● **TO DO**
Wherever a line in the data below holds "they", copy that line.

╔══

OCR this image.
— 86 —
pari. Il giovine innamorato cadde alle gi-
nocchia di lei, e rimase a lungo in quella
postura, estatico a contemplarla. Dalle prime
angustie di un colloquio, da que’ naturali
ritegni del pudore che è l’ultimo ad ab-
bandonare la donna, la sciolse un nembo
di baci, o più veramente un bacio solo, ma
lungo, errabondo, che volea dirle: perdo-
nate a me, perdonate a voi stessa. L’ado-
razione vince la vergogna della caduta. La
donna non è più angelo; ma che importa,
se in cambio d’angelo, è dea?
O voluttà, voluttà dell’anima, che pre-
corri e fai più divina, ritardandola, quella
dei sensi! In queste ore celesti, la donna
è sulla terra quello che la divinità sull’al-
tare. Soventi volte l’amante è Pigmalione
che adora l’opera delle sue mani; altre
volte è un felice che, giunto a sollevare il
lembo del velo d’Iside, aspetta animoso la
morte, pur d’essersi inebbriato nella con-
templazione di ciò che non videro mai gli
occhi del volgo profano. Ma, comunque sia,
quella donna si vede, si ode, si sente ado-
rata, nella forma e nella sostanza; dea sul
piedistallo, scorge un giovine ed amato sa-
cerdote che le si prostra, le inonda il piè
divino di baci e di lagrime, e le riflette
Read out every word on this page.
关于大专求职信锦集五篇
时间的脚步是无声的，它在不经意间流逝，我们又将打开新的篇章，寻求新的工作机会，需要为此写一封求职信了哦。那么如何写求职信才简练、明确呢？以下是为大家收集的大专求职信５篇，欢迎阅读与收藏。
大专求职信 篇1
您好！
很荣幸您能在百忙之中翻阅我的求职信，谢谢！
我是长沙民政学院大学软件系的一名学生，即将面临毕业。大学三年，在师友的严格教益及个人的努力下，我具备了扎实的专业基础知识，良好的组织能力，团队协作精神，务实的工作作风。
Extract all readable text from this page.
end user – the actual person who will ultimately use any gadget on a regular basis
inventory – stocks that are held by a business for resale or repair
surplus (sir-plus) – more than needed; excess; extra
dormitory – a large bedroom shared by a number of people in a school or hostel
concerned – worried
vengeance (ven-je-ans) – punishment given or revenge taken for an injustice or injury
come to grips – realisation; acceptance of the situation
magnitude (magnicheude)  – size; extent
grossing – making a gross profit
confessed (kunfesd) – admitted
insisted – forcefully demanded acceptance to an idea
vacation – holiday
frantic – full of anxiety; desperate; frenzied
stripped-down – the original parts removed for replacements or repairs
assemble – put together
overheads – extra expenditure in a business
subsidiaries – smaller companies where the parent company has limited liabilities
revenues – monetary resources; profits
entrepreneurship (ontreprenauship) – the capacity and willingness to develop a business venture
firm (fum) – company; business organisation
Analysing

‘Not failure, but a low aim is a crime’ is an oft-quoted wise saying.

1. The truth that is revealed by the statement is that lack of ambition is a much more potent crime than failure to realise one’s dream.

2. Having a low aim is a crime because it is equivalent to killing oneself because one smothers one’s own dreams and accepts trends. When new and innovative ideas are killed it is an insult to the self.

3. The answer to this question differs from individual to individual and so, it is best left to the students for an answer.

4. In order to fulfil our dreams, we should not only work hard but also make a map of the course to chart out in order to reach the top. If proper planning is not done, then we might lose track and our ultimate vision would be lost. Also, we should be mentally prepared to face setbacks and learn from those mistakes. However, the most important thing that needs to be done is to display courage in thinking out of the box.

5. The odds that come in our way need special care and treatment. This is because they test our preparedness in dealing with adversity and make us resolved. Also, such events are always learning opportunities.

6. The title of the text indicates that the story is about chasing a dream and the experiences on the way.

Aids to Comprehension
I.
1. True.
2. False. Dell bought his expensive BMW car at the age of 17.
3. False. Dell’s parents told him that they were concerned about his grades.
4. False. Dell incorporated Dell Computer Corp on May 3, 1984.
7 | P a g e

╚══

● **OUTPUT**
5. The odds that come in our way need special care and treatment. This is because they test our preparedness in dealing with adversity and make us resolved. Also, such events are always learning opportunities.
3. False. Dell’s parents told him that they were concerned about his grades.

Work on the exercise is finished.